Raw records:
::::::::
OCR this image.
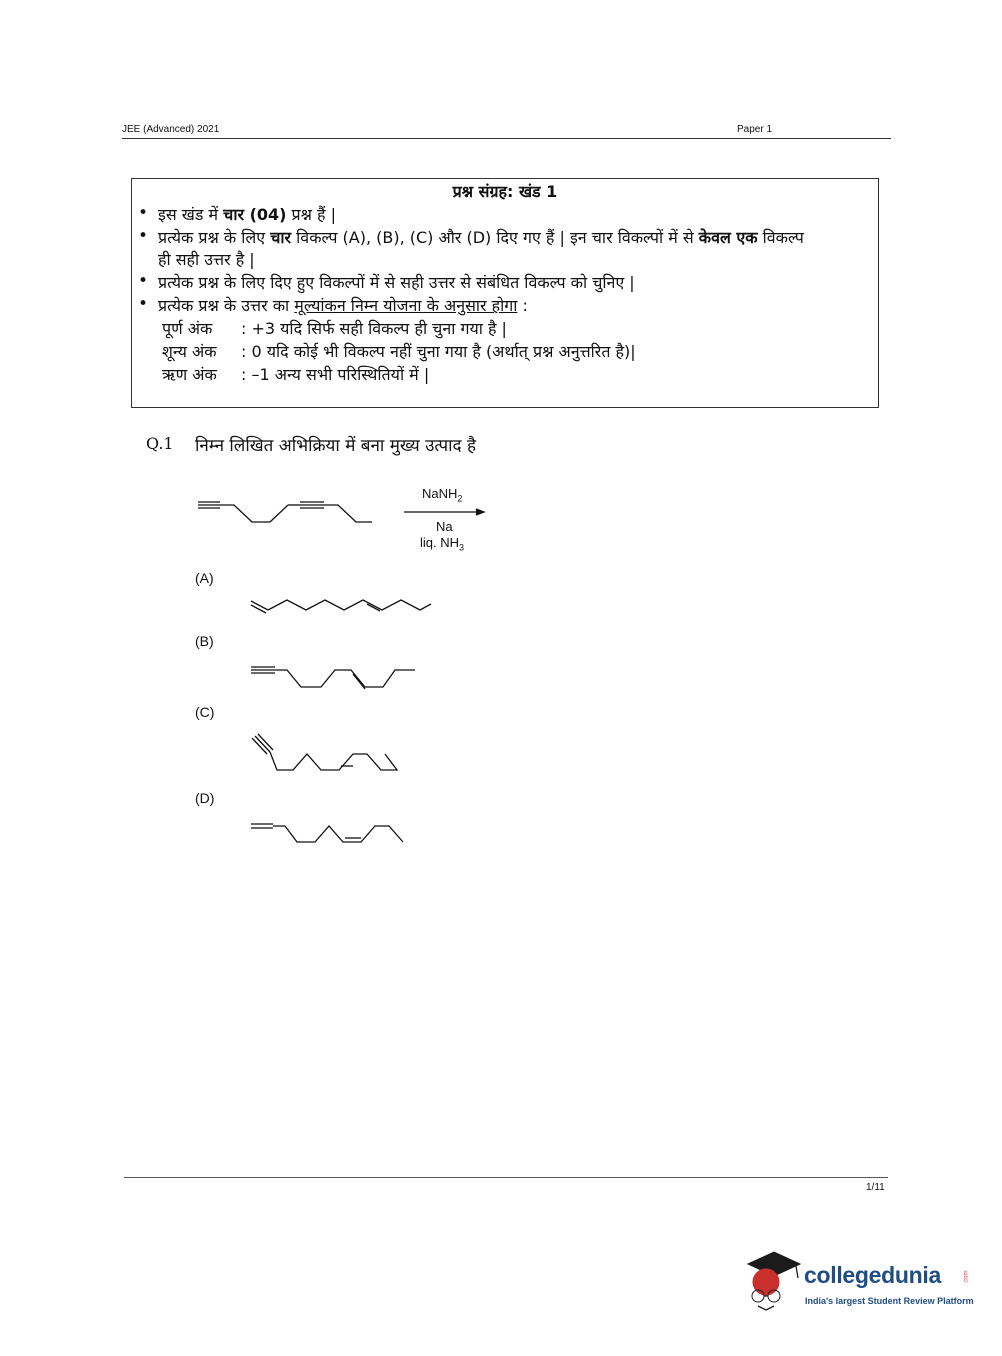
JEE (Advanced) 2021	Paper 1
प्रश्न संग्रह: खंड 1
• इस खंड में चार (04) प्रश्न हैं |
• प्रत्येक प्रश्न के लिए चार विकल्प (A), (B), (C) और (D) दिए गए हैं | इन चार विकल्पों में से केवल एक विकल्प
ही सही उत्तर है |
• प्रत्येक प्रश्न के लिए दिए हुए विकल्पों में से सही उत्तर से संबंधित विकल्प को चुनिए |
• प्रत्येक प्रश्न के उत्तर का मूल्यांकन निम्न योजना के अनुसार होगा :
पूर्ण अंक : +3 यदि सिर्फ सही विकल्प ही चुना गया है |
शून्य अंक : 0 यदि कोई भी विकल्प नहीं चुना गया है (अर्थात् प्रश्न अनुत्तरित है)|
ऋण अंक : –1 अन्य सभी परिस्थितियों में |
Q.1 निम्न लिखित अभिक्रिया में बना मुख्य उत्पाद है
NaNH$_2$
Na
liq. $NH_3$
(A)
(B)
(C)
(D)
1/11
collegedunia	.com
India's largest Student Review Platform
::::::::
◆ Requirement
Every entry must be written out exactly, with all pictures left out.

◆ Result for this task
OCR this image.
JEE (Advanced) 2021	Paper 1
प्रश्न संग्रह: खंड 1
• इस खंड में चार (04) प्रश्न हैं |
• प्रत्येक प्रश्न के लिए चार विकल्प (A), (B), (C) और (D) दिए गए हैं | इन चार विकल्पों में से केवल एक विकल्प
ही सही उत्तर है |
• प्रत्येक प्रश्न के लिए दिए हुए विकल्पों में से सही उत्तर से संबंधित विकल्प को चुनिए |
• प्रत्येक प्रश्न के उत्तर का मूल्यांकन निम्न योजना के अनुसार होगा :
पूर्ण अंक : +3 यदि सिर्फ सही विकल्प ही चुना गया है |
शून्य अंक : 0 यदि कोई भी विकल्प नहीं चुना गया है (अर्थात् प्रश्न अनुत्तरित है)|
ऋण अंक : –1 अन्य सभी परिस्थितियों में |
Q.1 निम्न लिखित अभिक्रिया में बना मुख्य उत्पाद है
NaNH$_2$
Na
liq. $NH_3$
(A)
(B)
(C)
(D)
1/11
collegedunia	.com
India's largest Student Review Platform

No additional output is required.